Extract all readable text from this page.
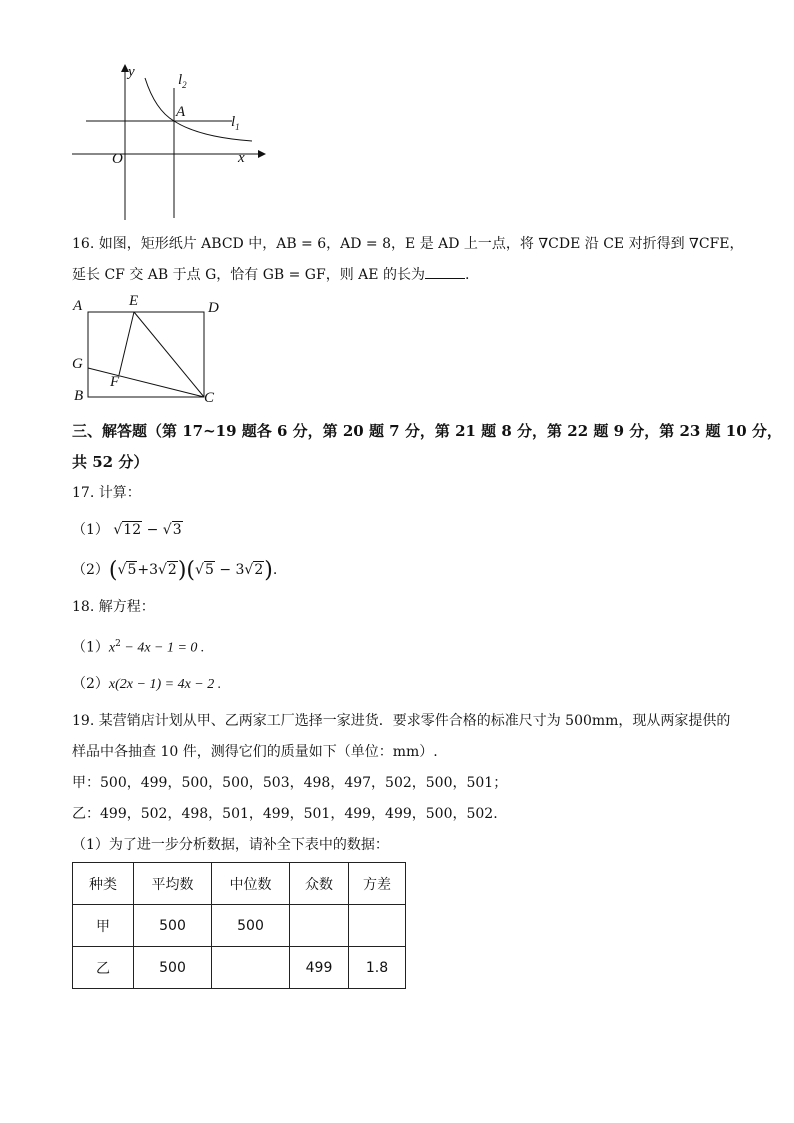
y
x
O
A
$l_2$
$l_1$
16. 如图，矩形纸片 ABCD 中，AB = 6，AD = 8，E 是 AD 上一点，将 ∇CDE 沿 CE 对折得到 ∇CFE，
延长 CF 交 AB 于点 G，恰有 GB = GF，则 AE 的长为	.
A	E	D
G
F
B	C
三、解答题（第 17~19 题各 6 分，第 20 题 7 分，第 21 题 8 分，第 22 题 9 分，第 23 题 10 分，
共 52 分）
17. 计算：
（1） √12 − √3
（2）(√5+3√2)(√5 − 3√2).
18. 解方程：
$(1)x^2 - 4x - 1 = 0$ .
（2）x(2x − 1) = 4x − 2 .
19. 某营销店计划从甲、乙两家工厂选择一家进货．要求零件合格的标准尺寸为 500mm，现从两家提供的
样品中各抽查 10 件，测得它们的质量如下（单位：mm）.
甲：500，499，500，500，503，498，497，502，500，501；
乙：499，502，498，501，499，501，499，499，500，502.
（1）为了进一步分析数据，请补全下表中的数据：
种类	平均数	中位数	众数	方差
甲	500	500		
乙	500		499	1.8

★ ★ ★ ★ ★ ★ ★

* Problem statement *
All entries are to be retyped exactly. Omit any embedded images.

* Task output *
Extract all readable text from this page.
y
x
O
A
$l_2$
$l_1$
16. 如图，矩形纸片 ABCD 中，AB = 6，AD = 8，E 是 AD 上一点，将 ∇CDE 沿 CE 对折得到 ∇CFE，
延长 CF 交 AB 于点 G，恰有 GB = GF，则 AE 的长为	.
A	E	D
G
F
B	C
三、解答题（第 17~19 题各 6 分，第 20 题 7 分，第 21 题 8 分，第 22 题 9 分，第 23 题 10 分，
共 52 分）
17. 计算：
（1） √12 − √3
（2）(√5+3√2)(√5 − 3√2).
18. 解方程：
$(1)x^2 - 4x - 1 = 0$ .
（2）x(2x − 1) = 4x − 2 .
19. 某营销店计划从甲、乙两家工厂选择一家进货．要求零件合格的标准尺寸为 500mm，现从两家提供的
样品中各抽查 10 件，测得它们的质量如下（单位：mm）.
甲：500，499，500，500，503，498，497，502，500，501；
乙：499，502，498，501，499，501，499，499，500，502.
（1）为了进一步分析数据，请补全下表中的数据：
种类	平均数	中位数	众数	方差
甲	500	500		
乙	500		499	1.8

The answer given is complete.